[Begin]

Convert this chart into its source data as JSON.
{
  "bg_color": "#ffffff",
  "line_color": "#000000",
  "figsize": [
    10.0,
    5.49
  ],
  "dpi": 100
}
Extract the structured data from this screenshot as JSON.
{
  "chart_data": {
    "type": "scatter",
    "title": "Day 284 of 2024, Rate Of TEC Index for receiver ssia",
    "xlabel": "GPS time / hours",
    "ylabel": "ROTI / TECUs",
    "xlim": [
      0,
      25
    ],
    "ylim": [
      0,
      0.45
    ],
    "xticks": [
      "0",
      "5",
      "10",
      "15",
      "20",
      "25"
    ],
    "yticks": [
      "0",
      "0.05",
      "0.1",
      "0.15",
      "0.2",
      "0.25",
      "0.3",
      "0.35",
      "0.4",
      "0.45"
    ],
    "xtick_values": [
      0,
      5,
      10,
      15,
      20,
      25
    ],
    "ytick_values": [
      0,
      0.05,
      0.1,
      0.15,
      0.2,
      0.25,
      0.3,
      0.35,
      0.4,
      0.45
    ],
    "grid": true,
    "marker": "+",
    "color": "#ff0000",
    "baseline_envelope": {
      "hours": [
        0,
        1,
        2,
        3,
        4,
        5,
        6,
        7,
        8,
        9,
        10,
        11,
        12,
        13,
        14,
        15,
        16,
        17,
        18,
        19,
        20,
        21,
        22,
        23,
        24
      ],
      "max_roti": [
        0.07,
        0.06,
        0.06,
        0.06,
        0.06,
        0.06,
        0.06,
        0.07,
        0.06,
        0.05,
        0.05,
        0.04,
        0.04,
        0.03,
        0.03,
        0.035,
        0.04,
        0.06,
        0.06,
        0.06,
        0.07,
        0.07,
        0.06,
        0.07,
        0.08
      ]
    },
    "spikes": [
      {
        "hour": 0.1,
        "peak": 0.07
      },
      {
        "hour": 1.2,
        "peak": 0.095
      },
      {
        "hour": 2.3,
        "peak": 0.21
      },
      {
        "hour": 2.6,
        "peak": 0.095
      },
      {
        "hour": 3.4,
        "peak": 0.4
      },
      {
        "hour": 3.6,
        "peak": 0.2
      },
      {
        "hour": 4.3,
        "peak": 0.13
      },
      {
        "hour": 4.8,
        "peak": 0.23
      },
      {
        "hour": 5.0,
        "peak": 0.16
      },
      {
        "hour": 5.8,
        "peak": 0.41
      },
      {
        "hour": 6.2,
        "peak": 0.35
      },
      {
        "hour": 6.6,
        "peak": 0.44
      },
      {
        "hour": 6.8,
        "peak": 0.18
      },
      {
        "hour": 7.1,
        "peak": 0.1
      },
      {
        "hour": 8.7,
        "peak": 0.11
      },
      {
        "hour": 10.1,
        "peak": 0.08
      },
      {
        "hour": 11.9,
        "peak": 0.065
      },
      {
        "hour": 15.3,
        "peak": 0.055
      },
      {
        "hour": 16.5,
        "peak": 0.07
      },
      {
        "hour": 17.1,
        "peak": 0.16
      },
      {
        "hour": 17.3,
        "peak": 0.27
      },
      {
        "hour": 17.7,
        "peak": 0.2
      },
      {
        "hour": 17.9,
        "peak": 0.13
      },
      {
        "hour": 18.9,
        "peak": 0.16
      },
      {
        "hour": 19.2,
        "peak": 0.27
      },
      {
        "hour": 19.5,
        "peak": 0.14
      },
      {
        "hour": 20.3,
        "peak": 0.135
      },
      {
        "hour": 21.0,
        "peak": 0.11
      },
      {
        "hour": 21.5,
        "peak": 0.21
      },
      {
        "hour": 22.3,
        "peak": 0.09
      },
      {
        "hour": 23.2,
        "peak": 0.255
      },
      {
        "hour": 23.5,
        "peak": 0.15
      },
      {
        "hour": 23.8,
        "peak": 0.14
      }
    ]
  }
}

[End]

• _EXERCISE PROMPT_: From the material above, gather all lines that include the string "this" and copy them.

• _CORRECT ANSWER_:
Convert this chart into its source data as JSON.
Extract the structured data from this screenshot as JSON.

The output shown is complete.